Items from a figure collection:
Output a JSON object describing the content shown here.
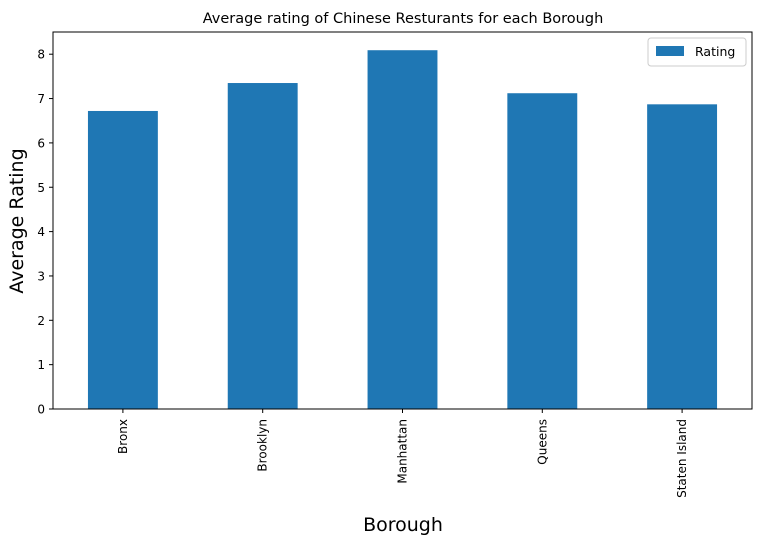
{
  "chart_data": {
    "type": "bar",
    "title": "Average rating of Chinese Resturants for each Borough",
    "xlabel": "Borough",
    "ylabel": "Average Rating",
    "categories": [
      "Bronx",
      "Brooklyn",
      "Manhattan",
      "Queens",
      "Staten Island"
    ],
    "series": [
      {
        "name": "Rating",
        "values": [
          6.72,
          7.35,
          8.09,
          7.12,
          6.87
        ],
        "color": "#1f77b4"
      }
    ],
    "ylim": [
      0,
      8.5
    ],
    "yticks": [
      0,
      1,
      2,
      3,
      4,
      5,
      6,
      7,
      8
    ],
    "grid": false,
    "legend": "top-right"
  }
}
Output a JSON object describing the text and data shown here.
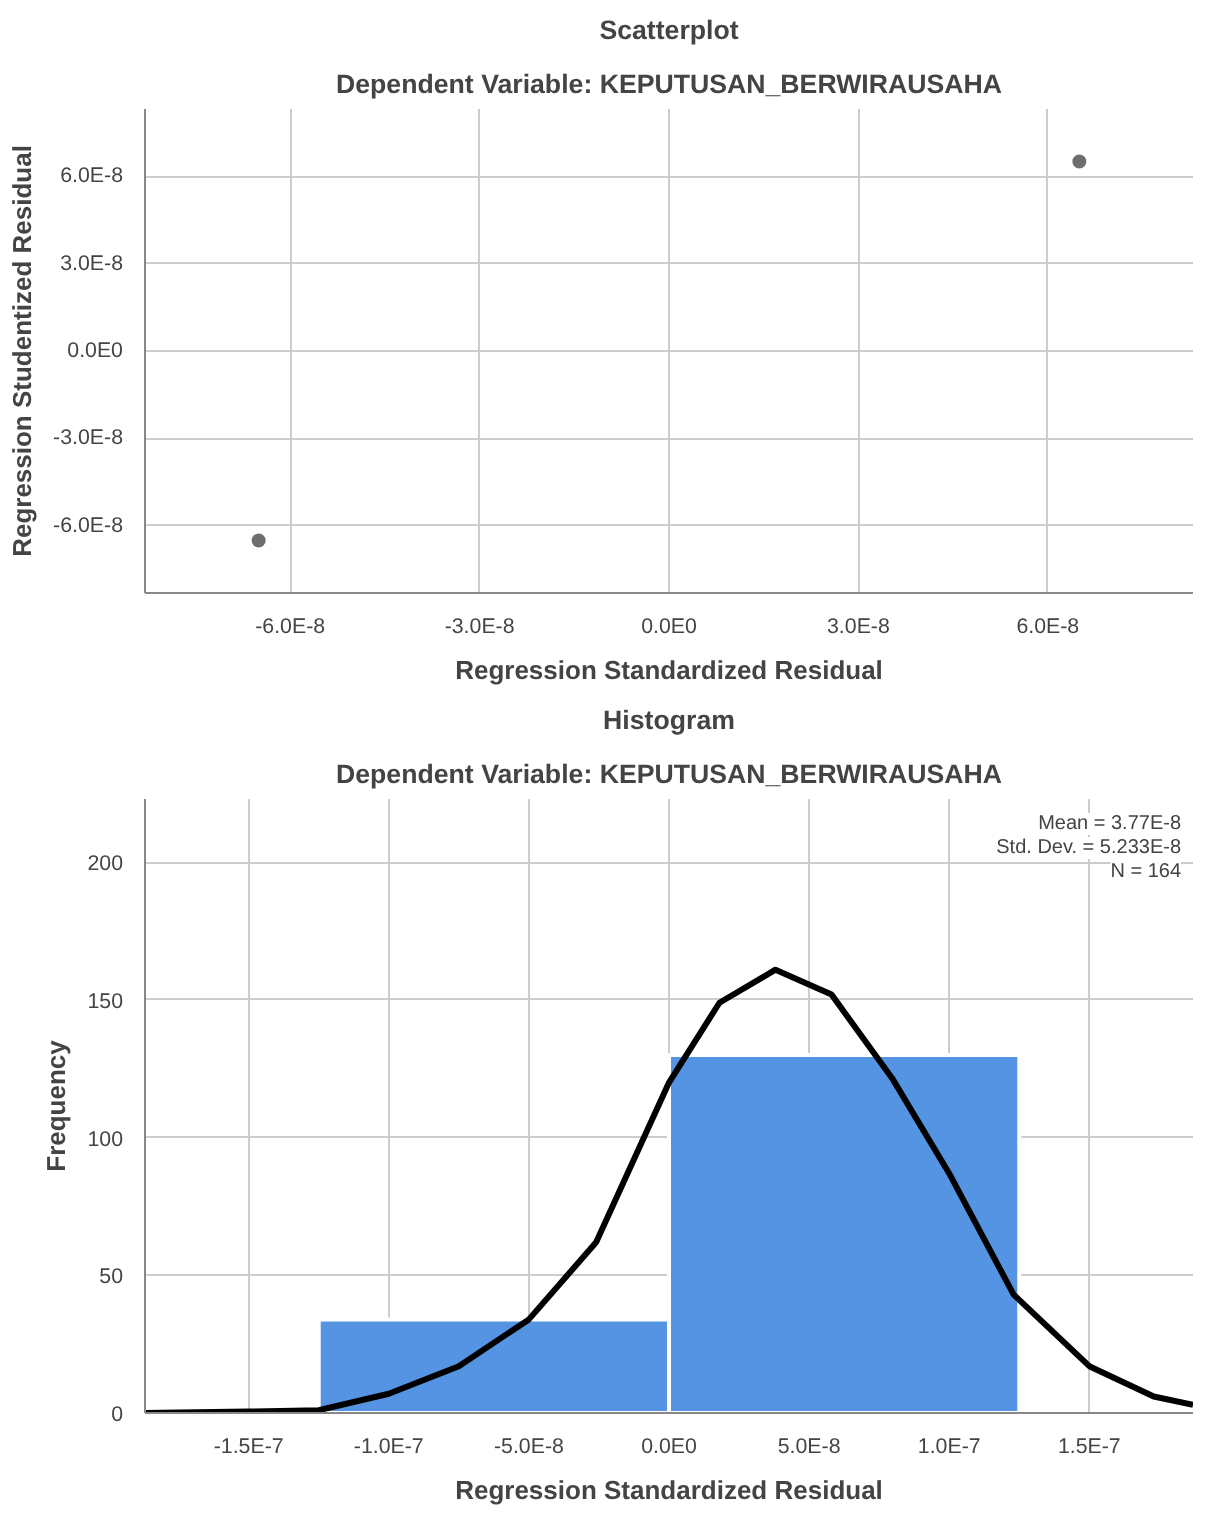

Problem requirements:
Extract all the entries word for word; omit any pictures.

Finished exercise:
Output a JSON object describing the content shown here.
{
  "chart_data": {
    "type": "bar",
    "title": "Average rating of Chinese Resturants for each Borough",
    "xlabel": "Borough",
    "ylabel": "Average Rating",
    "categories": [
      "Bronx",
      "Brooklyn",
      "Manhattan",
      "Queens",
      "Staten Island"
    ],
    "series": [
      {
        "name": "Rating",
        "values": [
          6.72,
          7.35,
          8.09,
          7.12,
          6.87
        ],
        "color": "#1f77b4"
      }
    ],
    "ylim": [
      0,
      8.5
    ],
    "yticks": [
      0,
      1,
      2,
      3,
      4,
      5,
      6,
      7,
      8
    ],
    "grid": false,
    "legend": "top-right"
  }
}
Output a JSON object describing the text and data shown here.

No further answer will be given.